[YOUR OBJECTIVE]:
Without the pictures, copy all the entries below exactly.

[SUPPLIED MATERIAL]:
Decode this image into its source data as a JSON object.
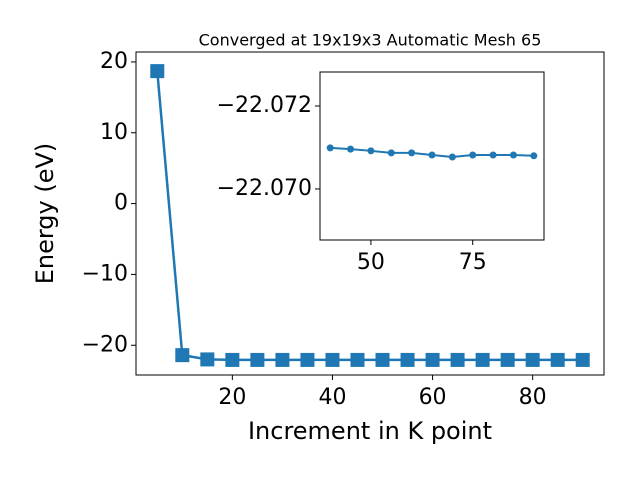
{
  "chart_data": [
    {
      "type": "line",
      "title": "Converged at 19x19x3 Automatic Mesh 65",
      "x_label": "Increment in K point",
      "y_label": "Energy (eV)",
      "x": [
        5,
        10,
        15,
        20,
        25,
        30,
        35,
        40,
        45,
        50,
        55,
        60,
        65,
        70,
        75,
        80,
        85,
        90
      ],
      "series": [
        {
          "color": "#1f77b4",
          "marker": "square",
          "values": [
            18.7,
            -21.4,
            -22.0,
            -22.071,
            -22.071,
            -22.071,
            -22.071,
            -22.07099,
            -22.07096,
            -22.07092,
            -22.07087,
            -22.07087,
            -22.07082,
            -22.07077,
            -22.07082,
            -22.07082,
            -22.07082,
            -22.0708
          ]
        }
      ],
      "xlim": [
        0.75,
        94.25
      ],
      "ylim": [
        -24.2,
        21.4
      ],
      "xticks": [
        20,
        40,
        60,
        80
      ],
      "yticks": [
        {
          "value": -20,
          "label": "−20"
        },
        {
          "value": -10,
          "label": "−10"
        },
        0,
        10,
        20
      ],
      "grid": false
    },
    {
      "type": "line",
      "x": [
        40,
        45,
        50,
        55,
        60,
        65,
        70,
        75,
        80,
        85,
        90
      ],
      "series": [
        {
          "color": "#1f77b4",
          "marker": "circle",
          "values": [
            -22.07099,
            -22.07096,
            -22.07092,
            -22.07087,
            -22.07087,
            -22.07082,
            -22.07077,
            -22.07082,
            -22.07082,
            -22.07082,
            -22.0708
          ]
        }
      ],
      "xlim": [
        37.5,
        92.5
      ],
      "ylim": [
        -22.06877,
        -22.07282
      ],
      "xticks": [
        50,
        75
      ],
      "yticks": [
        {
          "value": -22.07,
          "label": "−22.070"
        },
        {
          "value": -22.072,
          "label": "−22.072"
        }
      ],
      "grid": false
    }
  ]
}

[ANSWER]:
Decode this image into its source data as a JSON object.
{
  "chart_data": [
    {
      "type": "line",
      "title": "Converged at 19x19x3 Automatic Mesh 65",
      "x_label": "Increment in K point",
      "y_label": "Energy (eV)",
      "x": [
        5,
        10,
        15,
        20,
        25,
        30,
        35,
        40,
        45,
        50,
        55,
        60,
        65,
        70,
        75,
        80,
        85,
        90
      ],
      "series": [
        {
          "color": "#1f77b4",
          "marker": "square",
          "values": [
            18.7,
            -21.4,
            -22.0,
            -22.071,
            -22.071,
            -22.071,
            -22.071,
            -22.07099,
            -22.07096,
            -22.07092,
            -22.07087,
            -22.07087,
            -22.07082,
            -22.07077,
            -22.07082,
            -22.07082,
            -22.07082,
            -22.0708
          ]
        }
      ],
      "xlim": [
        0.75,
        94.25
      ],
      "ylim": [
        -24.2,
        21.4
      ],
      "xticks": [
        20,
        40,
        60,
        80
      ],
      "yticks": [
        {
          "value": -20,
          "label": "−20"
        },
        {
          "value": -10,
          "label": "−10"
        },
        0,
        10,
        20
      ],
      "grid": false
    },
    {
      "type": "line",
      "x": [
        40,
        45,
        50,
        55,
        60,
        65,
        70,
        75,
        80,
        85,
        90
      ],
      "series": [
        {
          "color": "#1f77b4",
          "marker": "circle",
          "values": [
            -22.07099,
            -22.07096,
            -22.07092,
            -22.07087,
            -22.07087,
            -22.07082,
            -22.07077,
            -22.07082,
            -22.07082,
            -22.07082,
            -22.0708
          ]
        }
      ],
      "xlim": [
        37.5,
        92.5
      ],
      "ylim": [
        -22.06877,
        -22.07282
      ],
      "xticks": [
        50,
        75
      ],
      "yticks": [
        {
          "value": -22.07,
          "label": "−22.070"
        },
        {
          "value": -22.072,
          "label": "−22.072"
        }
      ],
      "grid": false
    }
  ]
}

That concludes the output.